*WORK TO BE COMPLETED*
Return each line of the records below in which the string "Cognitive" turns up.

*Stored records*
= = = = =

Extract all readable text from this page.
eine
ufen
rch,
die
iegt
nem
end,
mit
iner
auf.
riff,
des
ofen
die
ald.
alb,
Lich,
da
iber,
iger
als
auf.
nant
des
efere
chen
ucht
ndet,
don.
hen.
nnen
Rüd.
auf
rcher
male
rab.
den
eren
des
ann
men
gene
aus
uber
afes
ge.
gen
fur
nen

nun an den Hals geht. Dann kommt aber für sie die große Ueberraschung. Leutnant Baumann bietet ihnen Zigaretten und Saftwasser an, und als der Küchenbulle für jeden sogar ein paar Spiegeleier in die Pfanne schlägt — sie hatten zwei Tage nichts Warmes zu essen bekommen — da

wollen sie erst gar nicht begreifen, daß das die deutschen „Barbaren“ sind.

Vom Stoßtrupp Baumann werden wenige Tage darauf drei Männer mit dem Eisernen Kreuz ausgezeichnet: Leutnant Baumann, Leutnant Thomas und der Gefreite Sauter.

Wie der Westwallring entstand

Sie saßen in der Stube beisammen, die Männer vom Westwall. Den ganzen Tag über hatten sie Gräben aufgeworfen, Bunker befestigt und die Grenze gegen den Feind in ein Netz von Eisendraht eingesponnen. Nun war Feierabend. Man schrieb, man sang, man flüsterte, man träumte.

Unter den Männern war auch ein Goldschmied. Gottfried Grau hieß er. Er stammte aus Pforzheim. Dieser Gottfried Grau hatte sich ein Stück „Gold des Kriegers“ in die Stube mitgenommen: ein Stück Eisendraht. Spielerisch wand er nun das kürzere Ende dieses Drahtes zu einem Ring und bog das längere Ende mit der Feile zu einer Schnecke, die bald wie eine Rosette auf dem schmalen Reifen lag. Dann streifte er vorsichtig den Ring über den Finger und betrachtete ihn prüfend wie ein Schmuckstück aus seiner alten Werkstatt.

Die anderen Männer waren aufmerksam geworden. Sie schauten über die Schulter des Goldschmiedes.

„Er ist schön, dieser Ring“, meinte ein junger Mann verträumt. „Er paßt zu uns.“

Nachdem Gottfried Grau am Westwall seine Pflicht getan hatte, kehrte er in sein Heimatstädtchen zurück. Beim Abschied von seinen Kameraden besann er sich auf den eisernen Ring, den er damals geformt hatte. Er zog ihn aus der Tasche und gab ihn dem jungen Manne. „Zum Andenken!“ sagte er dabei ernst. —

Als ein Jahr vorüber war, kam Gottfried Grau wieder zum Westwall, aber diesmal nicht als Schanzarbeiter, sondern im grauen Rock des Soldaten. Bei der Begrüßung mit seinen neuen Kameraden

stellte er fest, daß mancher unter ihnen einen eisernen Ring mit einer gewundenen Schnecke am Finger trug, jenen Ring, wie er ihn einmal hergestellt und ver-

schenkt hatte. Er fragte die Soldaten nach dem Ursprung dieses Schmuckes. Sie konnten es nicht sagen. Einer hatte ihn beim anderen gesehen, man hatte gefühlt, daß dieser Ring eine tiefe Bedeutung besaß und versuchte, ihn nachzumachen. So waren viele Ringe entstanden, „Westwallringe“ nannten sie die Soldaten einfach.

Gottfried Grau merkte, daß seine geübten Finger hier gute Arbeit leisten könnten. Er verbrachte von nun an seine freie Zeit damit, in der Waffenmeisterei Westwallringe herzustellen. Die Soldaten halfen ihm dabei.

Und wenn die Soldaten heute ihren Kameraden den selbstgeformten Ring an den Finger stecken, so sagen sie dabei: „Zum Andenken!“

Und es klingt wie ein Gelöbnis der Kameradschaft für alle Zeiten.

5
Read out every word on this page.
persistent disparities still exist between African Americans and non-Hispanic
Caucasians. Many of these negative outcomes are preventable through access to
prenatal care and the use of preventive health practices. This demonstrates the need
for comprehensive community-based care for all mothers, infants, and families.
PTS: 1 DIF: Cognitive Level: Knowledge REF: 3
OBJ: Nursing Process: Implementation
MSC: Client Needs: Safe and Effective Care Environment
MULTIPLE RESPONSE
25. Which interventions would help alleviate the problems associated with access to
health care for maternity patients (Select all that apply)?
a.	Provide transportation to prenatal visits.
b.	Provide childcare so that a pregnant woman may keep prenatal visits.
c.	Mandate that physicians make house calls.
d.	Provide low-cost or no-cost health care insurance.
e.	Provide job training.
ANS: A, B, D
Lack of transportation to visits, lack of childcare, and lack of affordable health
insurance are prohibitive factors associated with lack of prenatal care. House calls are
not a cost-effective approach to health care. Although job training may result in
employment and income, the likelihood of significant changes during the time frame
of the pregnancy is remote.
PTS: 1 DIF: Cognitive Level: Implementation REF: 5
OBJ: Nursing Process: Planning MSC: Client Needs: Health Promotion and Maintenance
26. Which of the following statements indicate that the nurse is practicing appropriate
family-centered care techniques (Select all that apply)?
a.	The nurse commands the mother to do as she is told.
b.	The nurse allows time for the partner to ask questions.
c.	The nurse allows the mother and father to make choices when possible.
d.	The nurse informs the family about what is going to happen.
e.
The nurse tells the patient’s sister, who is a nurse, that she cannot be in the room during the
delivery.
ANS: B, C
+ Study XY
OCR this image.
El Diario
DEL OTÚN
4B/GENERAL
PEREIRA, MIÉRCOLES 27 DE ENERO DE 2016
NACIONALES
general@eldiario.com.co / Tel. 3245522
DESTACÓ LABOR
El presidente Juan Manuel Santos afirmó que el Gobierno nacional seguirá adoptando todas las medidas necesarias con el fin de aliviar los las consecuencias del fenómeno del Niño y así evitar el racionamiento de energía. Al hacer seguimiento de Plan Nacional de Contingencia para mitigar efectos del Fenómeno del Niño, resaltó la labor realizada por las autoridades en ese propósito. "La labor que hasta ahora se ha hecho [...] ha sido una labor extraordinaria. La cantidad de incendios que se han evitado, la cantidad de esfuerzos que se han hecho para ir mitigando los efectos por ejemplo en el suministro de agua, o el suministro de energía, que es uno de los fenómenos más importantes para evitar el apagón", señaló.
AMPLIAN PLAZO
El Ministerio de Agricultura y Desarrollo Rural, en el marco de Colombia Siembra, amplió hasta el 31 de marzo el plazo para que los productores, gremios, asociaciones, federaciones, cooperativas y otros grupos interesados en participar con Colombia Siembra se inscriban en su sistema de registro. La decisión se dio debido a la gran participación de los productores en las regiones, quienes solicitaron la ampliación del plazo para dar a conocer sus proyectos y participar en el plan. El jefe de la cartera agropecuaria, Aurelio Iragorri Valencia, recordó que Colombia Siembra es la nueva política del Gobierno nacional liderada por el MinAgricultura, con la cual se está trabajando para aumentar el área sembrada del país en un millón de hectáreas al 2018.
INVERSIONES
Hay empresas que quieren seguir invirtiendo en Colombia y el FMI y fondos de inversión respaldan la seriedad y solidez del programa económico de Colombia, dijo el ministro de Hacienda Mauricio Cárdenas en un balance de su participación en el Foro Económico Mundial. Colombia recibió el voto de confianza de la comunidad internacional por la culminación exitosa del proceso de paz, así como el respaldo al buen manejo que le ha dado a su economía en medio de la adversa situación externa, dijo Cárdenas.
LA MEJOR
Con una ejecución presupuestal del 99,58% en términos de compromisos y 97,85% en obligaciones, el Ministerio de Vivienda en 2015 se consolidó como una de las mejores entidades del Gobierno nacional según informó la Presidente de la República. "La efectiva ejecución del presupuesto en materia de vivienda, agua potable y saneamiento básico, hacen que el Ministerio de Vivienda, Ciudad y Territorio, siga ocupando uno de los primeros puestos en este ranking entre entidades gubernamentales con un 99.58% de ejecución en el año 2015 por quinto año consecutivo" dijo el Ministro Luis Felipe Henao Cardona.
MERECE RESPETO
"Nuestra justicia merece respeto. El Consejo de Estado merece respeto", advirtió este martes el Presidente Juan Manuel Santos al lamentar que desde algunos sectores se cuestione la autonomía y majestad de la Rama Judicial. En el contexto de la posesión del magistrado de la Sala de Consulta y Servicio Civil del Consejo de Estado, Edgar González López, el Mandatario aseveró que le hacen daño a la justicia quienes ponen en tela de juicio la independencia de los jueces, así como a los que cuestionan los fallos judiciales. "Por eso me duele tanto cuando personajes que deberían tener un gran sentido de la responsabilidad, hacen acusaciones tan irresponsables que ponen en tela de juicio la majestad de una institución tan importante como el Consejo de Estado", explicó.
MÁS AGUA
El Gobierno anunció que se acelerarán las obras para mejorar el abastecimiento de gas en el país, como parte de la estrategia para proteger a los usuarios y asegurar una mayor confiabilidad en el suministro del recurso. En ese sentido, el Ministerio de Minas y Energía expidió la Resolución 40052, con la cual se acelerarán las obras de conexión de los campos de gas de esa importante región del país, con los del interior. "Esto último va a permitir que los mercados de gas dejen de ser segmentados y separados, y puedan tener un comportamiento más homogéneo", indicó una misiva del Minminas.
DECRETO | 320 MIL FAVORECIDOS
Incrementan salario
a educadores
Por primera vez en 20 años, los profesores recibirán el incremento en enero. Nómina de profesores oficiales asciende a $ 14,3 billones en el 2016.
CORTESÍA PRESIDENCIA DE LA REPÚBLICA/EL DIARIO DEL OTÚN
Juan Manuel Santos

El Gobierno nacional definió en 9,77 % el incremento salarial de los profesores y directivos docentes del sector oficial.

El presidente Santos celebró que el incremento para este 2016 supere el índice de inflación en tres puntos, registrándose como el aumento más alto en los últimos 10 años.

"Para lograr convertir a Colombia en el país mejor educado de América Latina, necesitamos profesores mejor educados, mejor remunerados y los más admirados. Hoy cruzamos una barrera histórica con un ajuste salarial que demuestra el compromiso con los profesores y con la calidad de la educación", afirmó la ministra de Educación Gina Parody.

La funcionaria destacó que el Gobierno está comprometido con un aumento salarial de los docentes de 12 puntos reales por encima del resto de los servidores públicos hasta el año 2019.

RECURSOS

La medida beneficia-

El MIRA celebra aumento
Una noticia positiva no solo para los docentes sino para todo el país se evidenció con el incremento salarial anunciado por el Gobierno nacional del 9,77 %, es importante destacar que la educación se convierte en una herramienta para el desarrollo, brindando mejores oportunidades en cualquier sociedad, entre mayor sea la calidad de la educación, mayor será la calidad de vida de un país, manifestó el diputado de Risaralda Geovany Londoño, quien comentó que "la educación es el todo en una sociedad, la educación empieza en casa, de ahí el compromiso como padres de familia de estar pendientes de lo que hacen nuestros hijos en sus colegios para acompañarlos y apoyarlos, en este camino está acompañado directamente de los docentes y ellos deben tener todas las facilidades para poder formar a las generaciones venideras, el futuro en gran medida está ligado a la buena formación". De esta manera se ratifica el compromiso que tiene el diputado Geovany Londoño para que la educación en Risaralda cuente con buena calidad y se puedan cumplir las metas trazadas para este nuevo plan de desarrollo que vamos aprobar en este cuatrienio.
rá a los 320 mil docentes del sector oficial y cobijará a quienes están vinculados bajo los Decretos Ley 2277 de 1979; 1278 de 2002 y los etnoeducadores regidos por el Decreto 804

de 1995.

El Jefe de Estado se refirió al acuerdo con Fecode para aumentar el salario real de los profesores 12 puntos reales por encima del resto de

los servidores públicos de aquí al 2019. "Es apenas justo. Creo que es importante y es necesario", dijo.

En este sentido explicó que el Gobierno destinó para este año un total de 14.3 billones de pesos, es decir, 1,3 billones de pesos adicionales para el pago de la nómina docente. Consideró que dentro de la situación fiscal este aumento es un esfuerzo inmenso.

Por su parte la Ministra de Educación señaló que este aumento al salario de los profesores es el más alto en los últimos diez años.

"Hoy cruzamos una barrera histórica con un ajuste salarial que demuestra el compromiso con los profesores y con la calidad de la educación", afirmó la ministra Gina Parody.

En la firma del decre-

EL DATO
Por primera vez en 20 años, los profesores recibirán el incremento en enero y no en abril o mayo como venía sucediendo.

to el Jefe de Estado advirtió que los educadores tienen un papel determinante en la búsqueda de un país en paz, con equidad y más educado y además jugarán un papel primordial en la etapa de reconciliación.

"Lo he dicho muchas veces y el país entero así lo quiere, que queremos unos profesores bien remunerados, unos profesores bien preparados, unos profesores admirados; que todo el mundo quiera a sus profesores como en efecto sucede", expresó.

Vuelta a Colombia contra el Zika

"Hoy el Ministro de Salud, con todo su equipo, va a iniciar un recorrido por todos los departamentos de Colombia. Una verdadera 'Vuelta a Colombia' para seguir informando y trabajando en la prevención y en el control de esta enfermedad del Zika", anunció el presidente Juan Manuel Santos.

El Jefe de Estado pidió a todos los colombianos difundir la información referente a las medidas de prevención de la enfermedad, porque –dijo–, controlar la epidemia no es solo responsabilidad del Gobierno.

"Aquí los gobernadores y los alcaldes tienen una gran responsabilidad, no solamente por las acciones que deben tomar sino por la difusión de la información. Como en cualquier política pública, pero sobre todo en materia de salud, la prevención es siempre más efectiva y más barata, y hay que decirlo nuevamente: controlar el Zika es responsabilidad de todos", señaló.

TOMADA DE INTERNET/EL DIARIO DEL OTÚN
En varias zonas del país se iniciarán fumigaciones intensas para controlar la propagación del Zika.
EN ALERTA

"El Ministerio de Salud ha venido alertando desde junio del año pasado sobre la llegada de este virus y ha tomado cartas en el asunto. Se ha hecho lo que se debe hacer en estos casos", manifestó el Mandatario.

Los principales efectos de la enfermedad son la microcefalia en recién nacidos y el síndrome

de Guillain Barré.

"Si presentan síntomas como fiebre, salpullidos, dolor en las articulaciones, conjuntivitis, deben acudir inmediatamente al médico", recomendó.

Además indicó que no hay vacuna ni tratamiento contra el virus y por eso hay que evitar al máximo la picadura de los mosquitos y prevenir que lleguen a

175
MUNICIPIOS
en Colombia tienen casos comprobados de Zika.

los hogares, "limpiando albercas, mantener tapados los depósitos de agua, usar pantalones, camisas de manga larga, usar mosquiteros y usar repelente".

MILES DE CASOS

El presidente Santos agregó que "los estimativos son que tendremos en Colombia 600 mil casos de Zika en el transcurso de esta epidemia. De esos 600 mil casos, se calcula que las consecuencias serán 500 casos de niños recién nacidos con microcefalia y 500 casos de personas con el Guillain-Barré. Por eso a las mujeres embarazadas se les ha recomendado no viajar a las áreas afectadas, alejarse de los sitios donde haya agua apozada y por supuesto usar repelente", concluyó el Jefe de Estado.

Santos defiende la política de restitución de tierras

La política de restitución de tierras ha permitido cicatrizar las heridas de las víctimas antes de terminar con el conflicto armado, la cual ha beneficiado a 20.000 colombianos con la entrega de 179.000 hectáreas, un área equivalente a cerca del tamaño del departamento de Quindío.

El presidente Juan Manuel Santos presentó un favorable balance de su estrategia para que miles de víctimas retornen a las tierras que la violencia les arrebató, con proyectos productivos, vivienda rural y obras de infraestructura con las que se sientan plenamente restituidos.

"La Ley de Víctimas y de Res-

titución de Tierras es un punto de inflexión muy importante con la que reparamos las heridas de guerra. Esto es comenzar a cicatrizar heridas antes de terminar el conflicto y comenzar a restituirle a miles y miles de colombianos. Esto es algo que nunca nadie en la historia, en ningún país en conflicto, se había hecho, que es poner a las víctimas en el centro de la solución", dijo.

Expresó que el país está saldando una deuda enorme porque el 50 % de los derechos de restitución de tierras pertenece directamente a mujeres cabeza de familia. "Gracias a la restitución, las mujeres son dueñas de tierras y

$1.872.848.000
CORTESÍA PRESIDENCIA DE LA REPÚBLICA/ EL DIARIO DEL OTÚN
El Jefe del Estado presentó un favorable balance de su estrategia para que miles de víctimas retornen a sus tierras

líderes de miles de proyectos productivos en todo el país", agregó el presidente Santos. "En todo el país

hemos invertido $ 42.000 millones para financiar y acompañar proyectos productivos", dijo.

= = = = =

*EXERCISE ANSWER*
PTS: 1 DIF: Cognitive Level: Knowledge REF: 3
PTS: 1 DIF: Cognitive Level: Implementation REF: 5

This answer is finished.